Collected data entries:
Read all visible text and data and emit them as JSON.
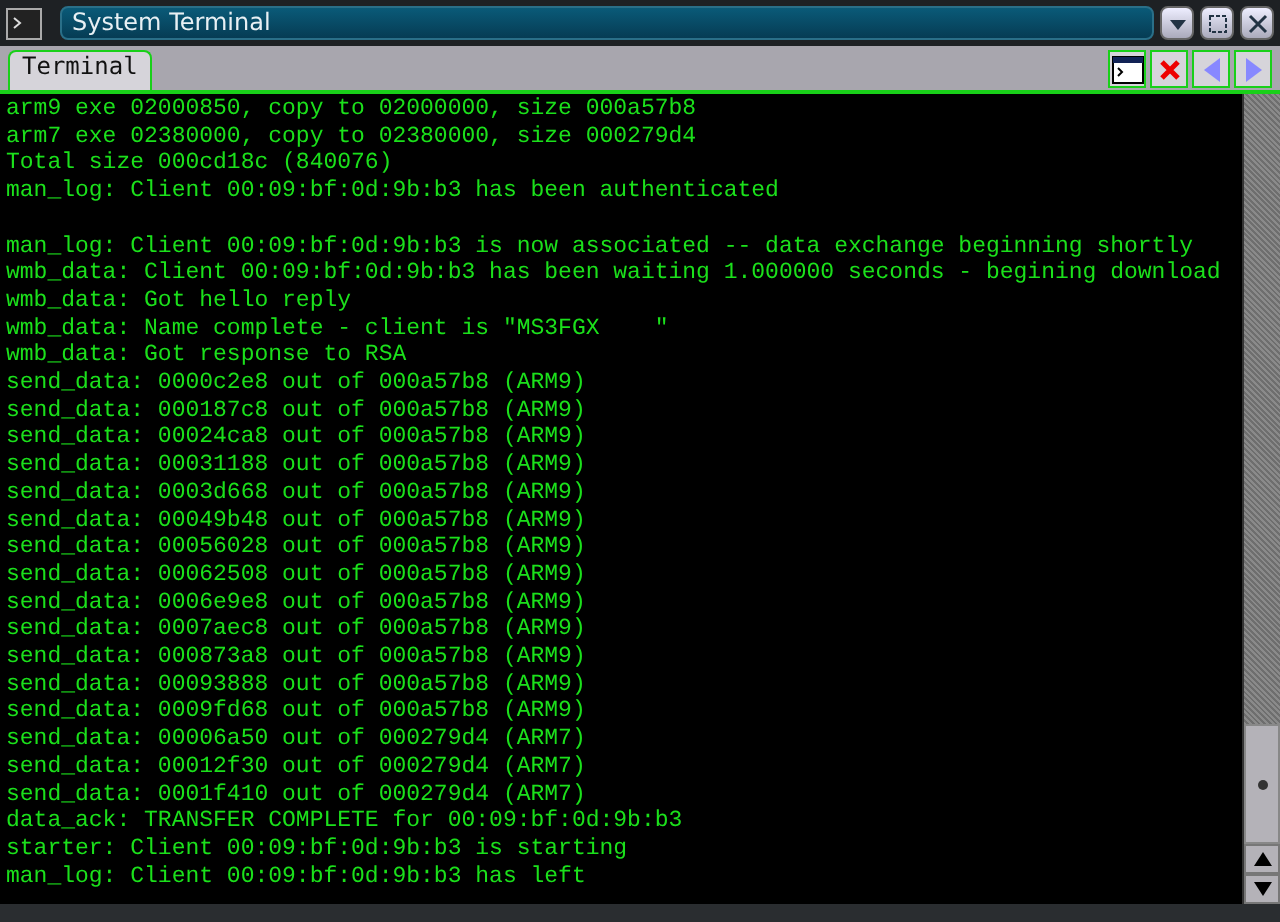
{
  "window": {
    "title": "System Terminal"
  },
  "tabs": [
    {
      "label": "Terminal",
      "selected": true
    }
  ],
  "lines": [
    {
      "kind": "text",
      "text": "arm9 exe 02000850, copy to 02000000, size 000a57b8"
    },
    {
      "kind": "text",
      "text": "arm7 exe 02380000, copy to 02380000, size 000279d4"
    },
    {
      "kind": "text",
      "text": "Total size 000cd18c (840076)"
    },
    {
      "kind": "text",
      "text": "man_log: Client 00:09:bf:0d:9b:b3 has been authenticated"
    },
    {
      "kind": "blank"
    },
    {
      "kind": "text",
      "text": "man_log: Client 00:09:bf:0d:9b:b3 is now associated -- data exchange beginning shortly"
    },
    {
      "kind": "text",
      "text": "wmb_data: Client 00:09:bf:0d:9b:b3 has been waiting 1.000000 seconds - begining download"
    },
    {
      "kind": "text",
      "text": "wmb_data: Got hello reply"
    },
    {
      "kind": "text",
      "text": "wmb_data: Name complete - client is \"MS3FGX    \""
    },
    {
      "kind": "text",
      "text": "wmb_data: Got response to RSA"
    },
    {
      "kind": "text",
      "text": "send_data: 0000c2e8 out of 000a57b8 (ARM9)"
    },
    {
      "kind": "text",
      "text": "send_data: 000187c8 out of 000a57b8 (ARM9)"
    },
    {
      "kind": "text",
      "text": "send_data: 00024ca8 out of 000a57b8 (ARM9)"
    },
    {
      "kind": "text",
      "text": "send_data: 00031188 out of 000a57b8 (ARM9)"
    },
    {
      "kind": "text",
      "text": "send_data: 0003d668 out of 000a57b8 (ARM9)"
    },
    {
      "kind": "text",
      "text": "send_data: 00049b48 out of 000a57b8 (ARM9)"
    },
    {
      "kind": "text",
      "text": "send_data: 00056028 out of 000a57b8 (ARM9)"
    },
    {
      "kind": "text",
      "text": "send_data: 00062508 out of 000a57b8 (ARM9)"
    },
    {
      "kind": "text",
      "text": "send_data: 0006e9e8 out of 000a57b8 (ARM9)"
    },
    {
      "kind": "text",
      "text": "send_data: 0007aec8 out of 000a57b8 (ARM9)"
    },
    {
      "kind": "text",
      "text": "send_data: 000873a8 out of 000a57b8 (ARM9)"
    },
    {
      "kind": "text",
      "text": "send_data: 00093888 out of 000a57b8 (ARM9)"
    },
    {
      "kind": "text",
      "text": "send_data: 0009fd68 out of 000a57b8 (ARM9)"
    },
    {
      "kind": "text",
      "text": "send_data: 00006a50 out of 000279d4 (ARM7)"
    },
    {
      "kind": "text",
      "text": "send_data: 00012f30 out of 000279d4 (ARM7)"
    },
    {
      "kind": "text",
      "text": "send_data: 0001f410 out of 000279d4 (ARM7)"
    },
    {
      "kind": "text",
      "text": "data_ack: TRANSFER COMPLETE for 00:09:bf:0d:9b:b3"
    },
    {
      "kind": "text",
      "text": "starter: Client 00:09:bf:0d:9b:b3 is starting"
    },
    {
      "kind": "text",
      "text": "man_log: Client 00:09:bf:0d:9b:b3 has left"
    }
  ]
}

**Short problem:**
Reproduce all entries exactly. Pictures do not belong in the copy.

**Answer to this exercise:**
Read all visible text and data and emit them as JSON.
{
  "window": {
    "title": "System Terminal"
  },
  "tabs": [
    {
      "label": "Terminal",
      "selected": true
    }
  ],
  "lines": [
    {
      "kind": "text",
      "text": "arm9 exe 02000850, copy to 02000000, size 000a57b8"
    },
    {
      "kind": "text",
      "text": "arm7 exe 02380000, copy to 02380000, size 000279d4"
    },
    {
      "kind": "text",
      "text": "Total size 000cd18c (840076)"
    },
    {
      "kind": "text",
      "text": "man_log: Client 00:09:bf:0d:9b:b3 has been authenticated"
    },
    {
      "kind": "blank"
    },
    {
      "kind": "text",
      "text": "man_log: Client 00:09:bf:0d:9b:b3 is now associated -- data exchange beginning shortly"
    },
    {
      "kind": "text",
      "text": "wmb_data: Client 00:09:bf:0d:9b:b3 has been waiting 1.000000 seconds - begining download"
    },
    {
      "kind": "text",
      "text": "wmb_data: Got hello reply"
    },
    {
      "kind": "text",
      "text": "wmb_data: Name complete - client is \"MS3FGX    \""
    },
    {
      "kind": "text",
      "text": "wmb_data: Got response to RSA"
    },
    {
      "kind": "text",
      "text": "send_data: 0000c2e8 out of 000a57b8 (ARM9)"
    },
    {
      "kind": "text",
      "text": "send_data: 000187c8 out of 000a57b8 (ARM9)"
    },
    {
      "kind": "text",
      "text": "send_data: 00024ca8 out of 000a57b8 (ARM9)"
    },
    {
      "kind": "text",
      "text": "send_data: 00031188 out of 000a57b8 (ARM9)"
    },
    {
      "kind": "text",
      "text": "send_data: 0003d668 out of 000a57b8 (ARM9)"
    },
    {
      "kind": "text",
      "text": "send_data: 00049b48 out of 000a57b8 (ARM9)"
    },
    {
      "kind": "text",
      "text": "send_data: 00056028 out of 000a57b8 (ARM9)"
    },
    {
      "kind": "text",
      "text": "send_data: 00062508 out of 000a57b8 (ARM9)"
    },
    {
      "kind": "text",
      "text": "send_data: 0006e9e8 out of 000a57b8 (ARM9)"
    },
    {
      "kind": "text",
      "text": "send_data: 0007aec8 out of 000a57b8 (ARM9)"
    },
    {
      "kind": "text",
      "text": "send_data: 000873a8 out of 000a57b8 (ARM9)"
    },
    {
      "kind": "text",
      "text": "send_data: 00093888 out of 000a57b8 (ARM9)"
    },
    {
      "kind": "text",
      "text": "send_data: 0009fd68 out of 000a57b8 (ARM9)"
    },
    {
      "kind": "text",
      "text": "send_data: 00006a50 out of 000279d4 (ARM7)"
    },
    {
      "kind": "text",
      "text": "send_data: 00012f30 out of 000279d4 (ARM7)"
    },
    {
      "kind": "text",
      "text": "send_data: 0001f410 out of 000279d4 (ARM7)"
    },
    {
      "kind": "text",
      "text": "data_ack: TRANSFER COMPLETE for 00:09:bf:0d:9b:b3"
    },
    {
      "kind": "text",
      "text": "starter: Client 00:09:bf:0d:9b:b3 is starting"
    },
    {
      "kind": "text",
      "text": "man_log: Client 00:09:bf:0d:9b:b3 has left"
    }
  ]
}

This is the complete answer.